Below are records to repeat exactly. Omit the pictures from the copy.

===== INPUT

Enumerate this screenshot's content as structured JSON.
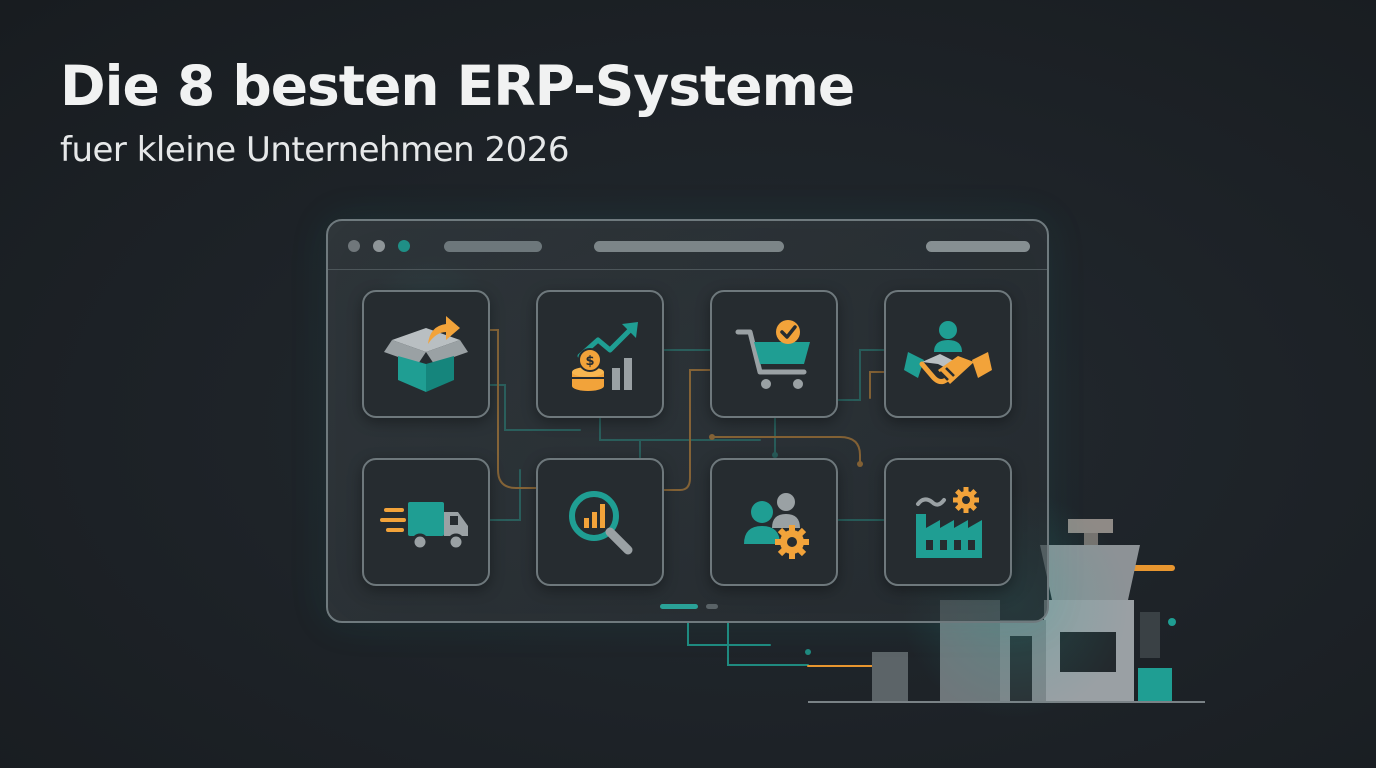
{
  "header": {
    "title": "Die 8 besten ERP-Systeme",
    "subtitle": "fuer kleine Unternehmen 2026"
  },
  "colors": {
    "background": "#1d2227",
    "teal": "#1f9e93",
    "orange": "#f2a33a",
    "gray": "#9aa1a4",
    "tile_border": "#6e787c"
  },
  "modules": [
    {
      "icon": "box-shipping-icon"
    },
    {
      "icon": "finance-growth-icon"
    },
    {
      "icon": "shopping-cart-icon"
    },
    {
      "icon": "handshake-icon"
    },
    {
      "icon": "delivery-truck-icon"
    },
    {
      "icon": "analytics-search-icon"
    },
    {
      "icon": "team-settings-icon"
    },
    {
      "icon": "factory-icon"
    }
  ]
}
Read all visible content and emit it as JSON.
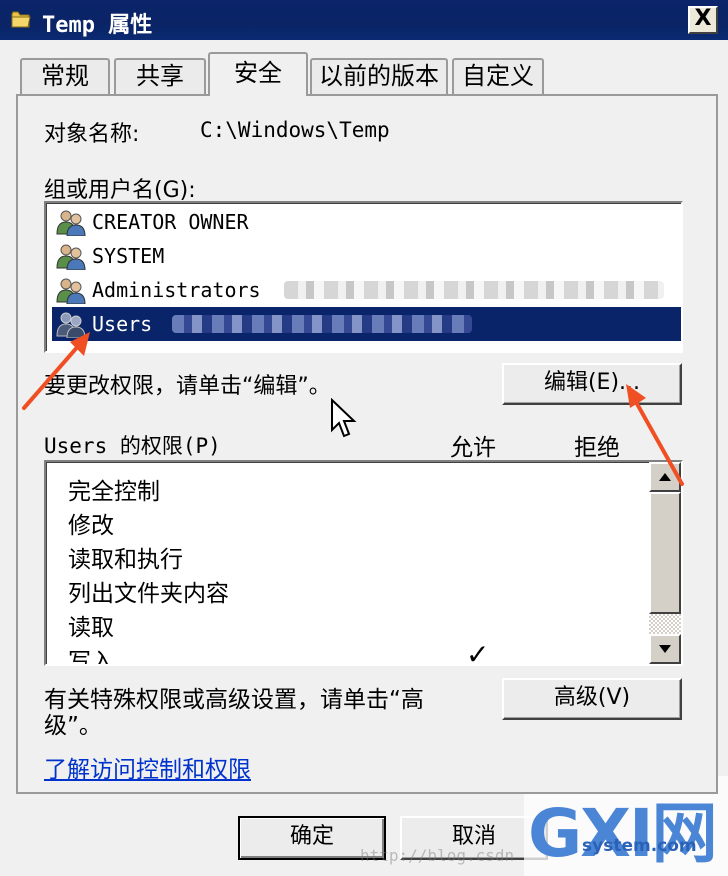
{
  "window": {
    "title": "Temp 属性",
    "close_label": "X"
  },
  "tabs": [
    {
      "label": "常规"
    },
    {
      "label": "共享"
    },
    {
      "label": "安全"
    },
    {
      "label": "以前的版本"
    },
    {
      "label": "自定义"
    }
  ],
  "security": {
    "object_name_label": "对象名称:",
    "object_name_value": "C:\\Windows\\Temp",
    "groups_label": "组或用户名(G):",
    "users": [
      {
        "name": "CREATOR OWNER",
        "icon": "user-group-icon"
      },
      {
        "name": "SYSTEM",
        "icon": "user-group-icon"
      },
      {
        "name": "Administrators",
        "icon": "user-group-icon"
      },
      {
        "name": "Users",
        "icon": "user-group-icon",
        "selected": true
      }
    ],
    "edit_hint": "要更改权限，请单击“编辑”。",
    "edit_button": "编辑(E)...",
    "permissions_label": "Users 的权限(P)",
    "allow_header": "允许",
    "deny_header": "拒绝",
    "permissions": [
      {
        "name": "完全控制",
        "allow": false
      },
      {
        "name": "修改",
        "allow": false
      },
      {
        "name": "读取和执行",
        "allow": false
      },
      {
        "name": "列出文件夹内容",
        "allow": false
      },
      {
        "name": "读取",
        "allow": false
      },
      {
        "name": "写入",
        "allow": true
      }
    ],
    "check_mark": "✓",
    "advanced_hint_line1": "有关特殊权限或高级设置，请单击“高",
    "advanced_hint_line2": "级”。",
    "advanced_button": "高级(V)",
    "learn_link": "了解访问控制和权限"
  },
  "footer": {
    "ok_button": "确定",
    "cancel_button": "取消"
  },
  "watermark": {
    "logo_text": "GXI网",
    "site_text": "system.com",
    "url_text": "http://blog.csdn"
  },
  "colors": {
    "titlebar": "#0a246a",
    "selection": "#0a246a",
    "link": "#0033cc",
    "annotation_arrow": "#f04e23"
  }
}
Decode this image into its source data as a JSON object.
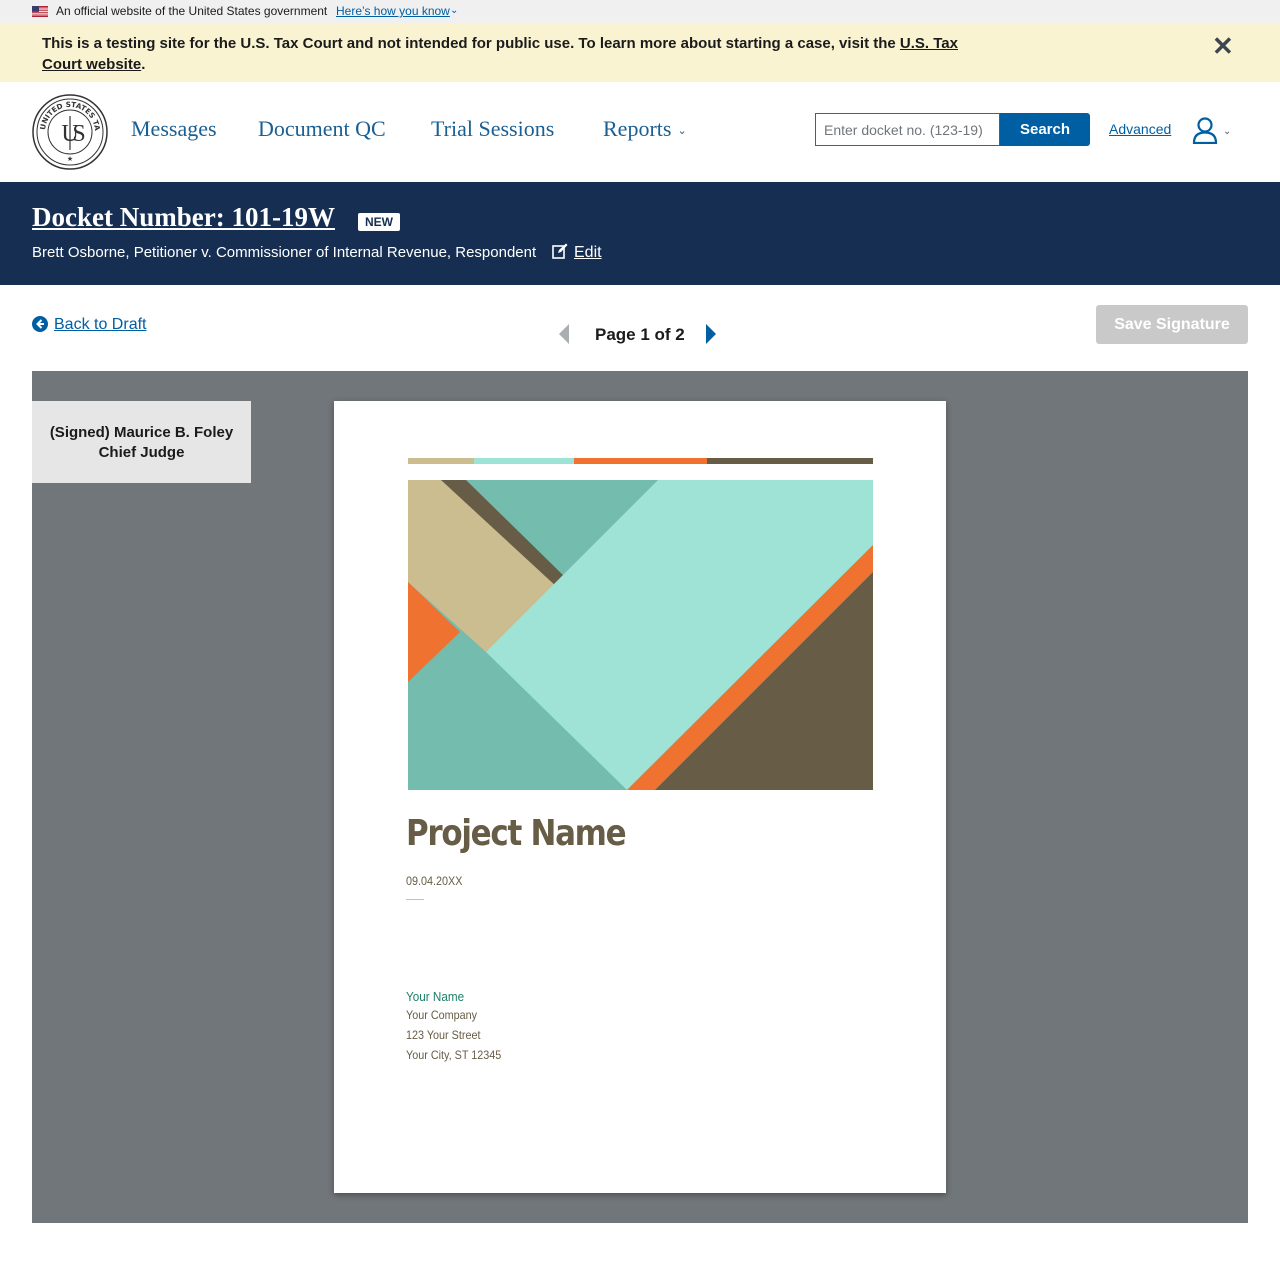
{
  "gov_banner": {
    "text": "An official website of the United States government",
    "link": "Here’s how you know"
  },
  "test_alert": {
    "text": "This is a testing site for the U.S. Tax Court and not intended for public use. To learn more about starting a case, visit the ",
    "link": "U.S. Tax Court website",
    "suffix": "."
  },
  "header": {
    "seal_text": "UNITED STATES TAX COURT",
    "nav": {
      "messages": "Messages",
      "document_qc": "Document QC",
      "trial_sessions": "Trial Sessions",
      "reports": "Reports"
    },
    "search": {
      "placeholder": "Enter docket no. (123-19)",
      "button": "Search",
      "advanced": "Advanced"
    }
  },
  "case": {
    "docket_title": "Docket Number: 101-19W",
    "status": "NEW",
    "caption": "Brett Osborne, Petitioner v. Commissioner of Internal Revenue, Respondent",
    "edit": "Edit"
  },
  "toolbar": {
    "back": "Back to Draft",
    "page_indicator": "Page 1 of 2",
    "save_signature": "Save Signature"
  },
  "signature": {
    "line1": "(Signed) Maurice B. Foley",
    "line2": "Chief Judge"
  },
  "document": {
    "project_name": "Project Name",
    "date": "09.04.20XX",
    "your_name": "Your Name",
    "company": "Your Company",
    "street": "123 Your Street",
    "city": "Your City, ST 12345"
  },
  "colors": {
    "nav_blue": "#1a5f93",
    "primary": "#005ea2",
    "banner_navy": "#162e51",
    "alert_bg": "#faf3d1",
    "pdf_gray": "#71767a",
    "doc_brown": "#675c45",
    "doc_teal": "#73bcae",
    "doc_mint": "#9fe2d6",
    "doc_orange": "#f07230",
    "doc_tan": "#cbbd8f"
  }
}
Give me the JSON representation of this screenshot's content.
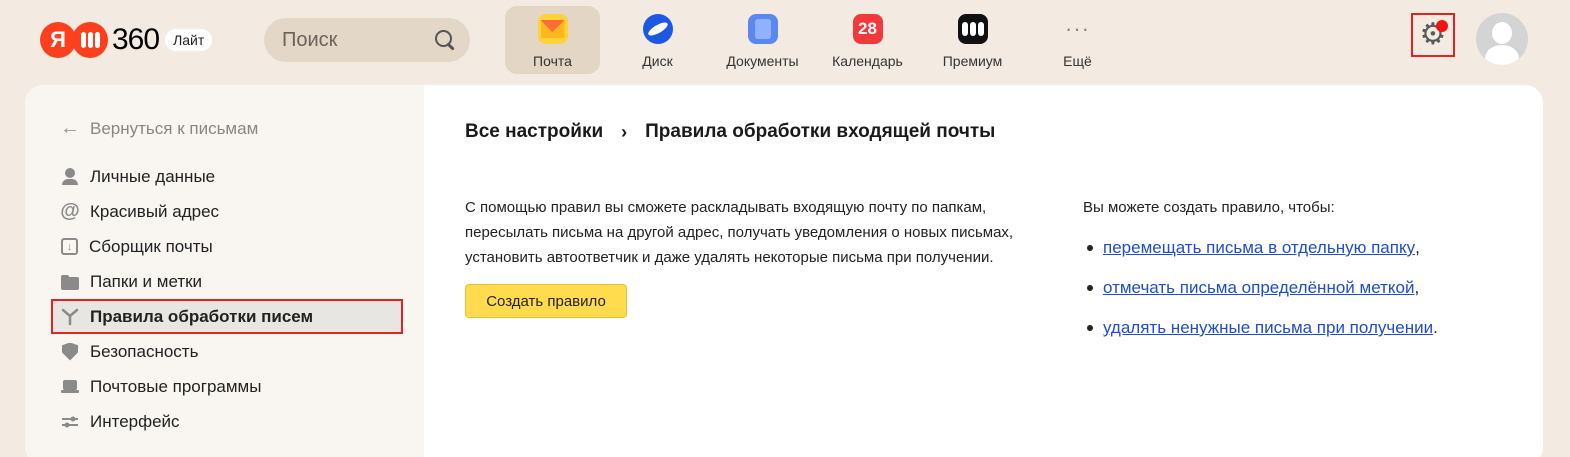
{
  "header": {
    "logo_ya": "Я",
    "logo_text": "360",
    "logo_badge": "Лайт",
    "search_placeholder": "Поиск",
    "apps": [
      {
        "label": "Почта",
        "icon": "mail-icon",
        "active": true
      },
      {
        "label": "Диск",
        "icon": "disk-icon"
      },
      {
        "label": "Документы",
        "icon": "docs-icon"
      },
      {
        "label": "Календарь",
        "icon": "calendar-icon",
        "badge": "28"
      },
      {
        "label": "Премиум",
        "icon": "premium-icon"
      },
      {
        "label": "Ещё",
        "icon": "more-icon",
        "glyph": "···"
      }
    ],
    "settings_icon": "gear-icon",
    "notification_color": "#f01414"
  },
  "sidebar": {
    "back_label": "Вернуться к письмам",
    "items": [
      {
        "label": "Личные данные",
        "icon": "person-icon"
      },
      {
        "label": "Красивый адрес",
        "icon": "at-icon"
      },
      {
        "label": "Сборщик почты",
        "icon": "inbox-download-icon"
      },
      {
        "label": "Папки и метки",
        "icon": "folder-icon"
      },
      {
        "label": "Правила обработки писем",
        "icon": "rules-fork-icon",
        "active": true
      },
      {
        "label": "Безопасность",
        "icon": "shield-icon"
      },
      {
        "label": "Почтовые программы",
        "icon": "laptop-icon"
      },
      {
        "label": "Интерфейс",
        "icon": "sliders-icon"
      }
    ]
  },
  "content": {
    "breadcrumb_root": "Все настройки",
    "breadcrumb_sep": "›",
    "breadcrumb_current": "Правила обработки входящей почты",
    "description": "С помощью правил вы сможете раскладывать входящую почту по папкам, пересылать письма на другой адрес, получать уведомления о новых письмах, установить автоответчик и даже удалять некоторые письма при получении.",
    "create_button": "Создать правило",
    "right_intro": "Вы можете создать правило, чтобы:",
    "links": [
      {
        "text": "перемещать письма в отдельную папку",
        "tail": ","
      },
      {
        "text": "отмечать письма определённой меткой",
        "tail": ","
      },
      {
        "text": "удалять ненужные письма при получении",
        "tail": "."
      }
    ]
  },
  "colors": {
    "accent_button": "#ffdb4d",
    "link": "#1f4dcc",
    "highlight_border": "#e02424",
    "background": "#f3ebe1"
  }
}
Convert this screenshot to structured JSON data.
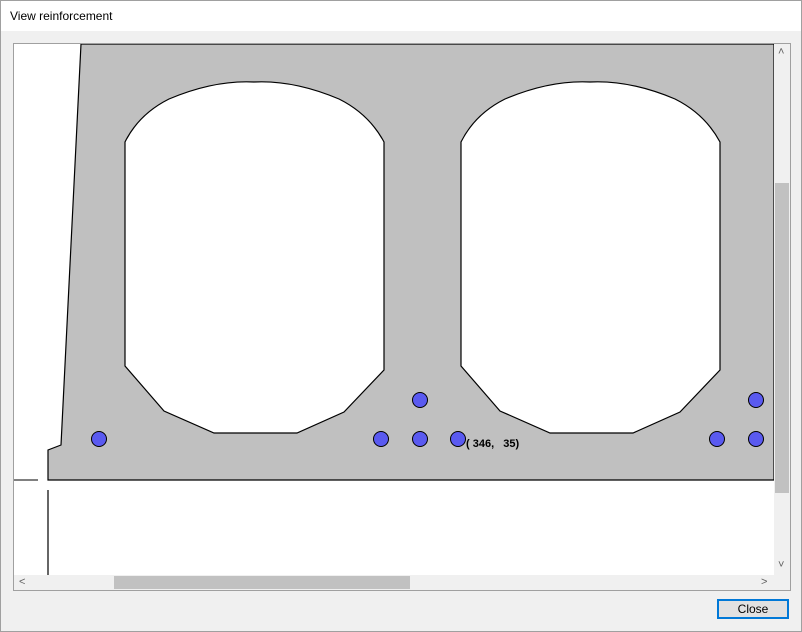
{
  "window": {
    "title": "View reinforcement"
  },
  "drawing": {
    "section_fill": "#c0c0c0",
    "rebar_color": "#5a5af0",
    "coordinate_readout": "( 346,   35)"
  },
  "buttons": {
    "close_label": "Close"
  },
  "scrollbars": {
    "up_arrow": "˄",
    "down_arrow": "˅",
    "left_arrow": "<",
    "right_arrow": ">"
  }
}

==========

▶ _RESULT_
Enumerate this screenshot's content as structured JSON.
{
  "header": {
    "title": "Die 8 besten ERP-Systeme",
    "subtitle": "fuer kleine Unternehmen 2026"
  },
  "colors": {
    "background": "#1d2227",
    "teal": "#1f9e93",
    "orange": "#f2a33a",
    "gray": "#9aa1a4",
    "tile_border": "#6e787c"
  },
  "modules": [
    {
      "icon": "box-shipping-icon"
    },
    {
      "icon": "finance-growth-icon"
    },
    {
      "icon": "shopping-cart-icon"
    },
    {
      "icon": "handshake-icon"
    },
    {
      "icon": "delivery-truck-icon"
    },
    {
      "icon": "analytics-search-icon"
    },
    {
      "icon": "team-settings-icon"
    },
    {
      "icon": "factory-icon"
    }
  ]
}
Read all visible content and emit it as JSON.
{
  "window": {
    "title": "Temp 属性",
    "close_label": "X"
  },
  "tabs": [
    {
      "label": "常规"
    },
    {
      "label": "共享"
    },
    {
      "label": "安全"
    },
    {
      "label": "以前的版本"
    },
    {
      "label": "自定义"
    }
  ],
  "security": {
    "object_name_label": "对象名称:",
    "object_name_value": "C:\\Windows\\Temp",
    "groups_label": "组或用户名(G):",
    "users": [
      {
        "name": "CREATOR OWNER",
        "icon": "user-group-icon"
      },
      {
        "name": "SYSTEM",
        "icon": "user-group-icon"
      },
      {
        "name": "Administrators",
        "icon": "user-group-icon"
      },
      {
        "name": "Users",
        "icon": "user-group-icon",
        "selected": true
      }
    ],
    "edit_hint": "要更改权限，请单击“编辑”。",
    "edit_button": "编辑(E)...",
    "permissions_label": "Users 的权限(P)",
    "allow_header": "允许",
    "deny_header": "拒绝",
    "permissions": [
      {
        "name": "完全控制",
        "allow": false
      },
      {
        "name": "修改",
        "allow": false
      },
      {
        "name": "读取和执行",
        "allow": false
      },
      {
        "name": "列出文件夹内容",
        "allow": false
      },
      {
        "name": "读取",
        "allow": false
      },
      {
        "name": "写入",
        "allow": true
      }
    ],
    "check_mark": "✓",
    "advanced_hint_line1": "有关特殊权限或高级设置，请单击“高",
    "advanced_hint_line2": "级”。",
    "advanced_button": "高级(V)",
    "learn_link": "了解访问控制和权限"
  },
  "footer": {
    "ok_button": "确定",
    "cancel_button": "取消"
  },
  "watermark": {
    "logo_text": "GXI网",
    "site_text": "system.com",
    "url_text": "http://blog.csdn"
  },
  "colors": {
    "titlebar": "#0a246a",
    "selection": "#0a246a",
    "link": "#0033cc",
    "annotation_arrow": "#f04e23"
  }
}
Decode this image into its source data as a JSON object.
{
  "gov_banner": {
    "text": "An official website of the United States government",
    "link": "Here’s how you know"
  },
  "test_alert": {
    "text": "This is a testing site for the U.S. Tax Court and not intended for public use. To learn more about starting a case, visit the ",
    "link": "U.S. Tax Court website",
    "suffix": "."
  },
  "header": {
    "seal_text": "UNITED STATES TAX COURT",
    "nav": {
      "messages": "Messages",
      "document_qc": "Document QC",
      "trial_sessions": "Trial Sessions",
      "reports": "Reports"
    },
    "search": {
      "placeholder": "Enter docket no. (123-19)",
      "button": "Search",
      "advanced": "Advanced"
    }
  },
  "case": {
    "docket_title": "Docket Number: 101-19W",
    "status": "NEW",
    "caption": "Brett Osborne, Petitioner v. Commissioner of Internal Revenue, Respondent",
    "edit": "Edit"
  },
  "toolbar": {
    "back": "Back to Draft",
    "page_indicator": "Page 1 of 2",
    "save_signature": "Save Signature"
  },
  "signature": {
    "line1": "(Signed) Maurice B. Foley",
    "line2": "Chief Judge"
  },
  "document": {
    "project_name": "Project Name",
    "date": "09.04.20XX",
    "your_name": "Your Name",
    "company": "Your Company",
    "street": "123 Your Street",
    "city": "Your City, ST 12345"
  },
  "colors": {
    "nav_blue": "#1a5f93",
    "primary": "#005ea2",
    "banner_navy": "#162e51",
    "alert_bg": "#faf3d1",
    "pdf_gray": "#71767a",
    "doc_brown": "#675c45",
    "doc_teal": "#73bcae",
    "doc_mint": "#9fe2d6",
    "doc_orange": "#f07230",
    "doc_tan": "#cbbd8f"
  }
}
Give me the JSON representation of this screenshot's content.
{
  "header": {
    "logo_ya": "Я",
    "logo_text": "360",
    "logo_badge": "Лайт",
    "search_placeholder": "Поиск",
    "apps": [
      {
        "label": "Почта",
        "icon": "mail-icon",
        "active": true
      },
      {
        "label": "Диск",
        "icon": "disk-icon"
      },
      {
        "label": "Документы",
        "icon": "docs-icon"
      },
      {
        "label": "Календарь",
        "icon": "calendar-icon",
        "badge": "28"
      },
      {
        "label": "Премиум",
        "icon": "premium-icon"
      },
      {
        "label": "Ещё",
        "icon": "more-icon",
        "glyph": "···"
      }
    ],
    "settings_icon": "gear-icon",
    "notification_color": "#f01414"
  },
  "sidebar": {
    "back_label": "Вернуться к письмам",
    "items": [
      {
        "label": "Личные данные",
        "icon": "person-icon"
      },
      {
        "label": "Красивый адрес",
        "icon": "at-icon"
      },
      {
        "label": "Сборщик почты",
        "icon": "inbox-download-icon"
      },
      {
        "label": "Папки и метки",
        "icon": "folder-icon"
      },
      {
        "label": "Правила обработки писем",
        "icon": "rules-fork-icon",
        "active": true
      },
      {
        "label": "Безопасность",
        "icon": "shield-icon"
      },
      {
        "label": "Почтовые программы",
        "icon": "laptop-icon"
      },
      {
        "label": "Интерфейс",
        "icon": "sliders-icon"
      }
    ]
  },
  "content": {
    "breadcrumb_root": "Все настройки",
    "breadcrumb_sep": "›",
    "breadcrumb_current": "Правила обработки входящей почты",
    "description": "С помощью правил вы сможете раскладывать входящую почту по папкам, пересылать письма на другой адрес, получать уведомления о новых письмах, установить автоответчик и даже удалять некоторые письма при получении.",
    "create_button": "Создать правило",
    "right_intro": "Вы можете создать правило, чтобы:",
    "links": [
      {
        "text": "перемещать письма в отдельную папку",
        "tail": ","
      },
      {
        "text": "отмечать письма определённой меткой",
        "tail": ","
      },
      {
        "text": "удалять ненужные письма при получении",
        "tail": "."
      }
    ]
  },
  "colors": {
    "accent_button": "#ffdb4d",
    "link": "#1f4dcc",
    "highlight_border": "#e02424",
    "background": "#f3ebe1"
  }
}
Convert this screenshot to structured JSON data.
{
  "window": {
    "title": "View reinforcement"
  },
  "drawing": {
    "section_fill": "#c0c0c0",
    "rebar_color": "#5a5af0",
    "coordinate_readout": "( 346,   35)"
  },
  "buttons": {
    "close_label": "Close"
  },
  "scrollbars": {
    "up_arrow": "˄",
    "down_arrow": "˅",
    "left_arrow": "<",
    "right_arrow": ">"
  }
}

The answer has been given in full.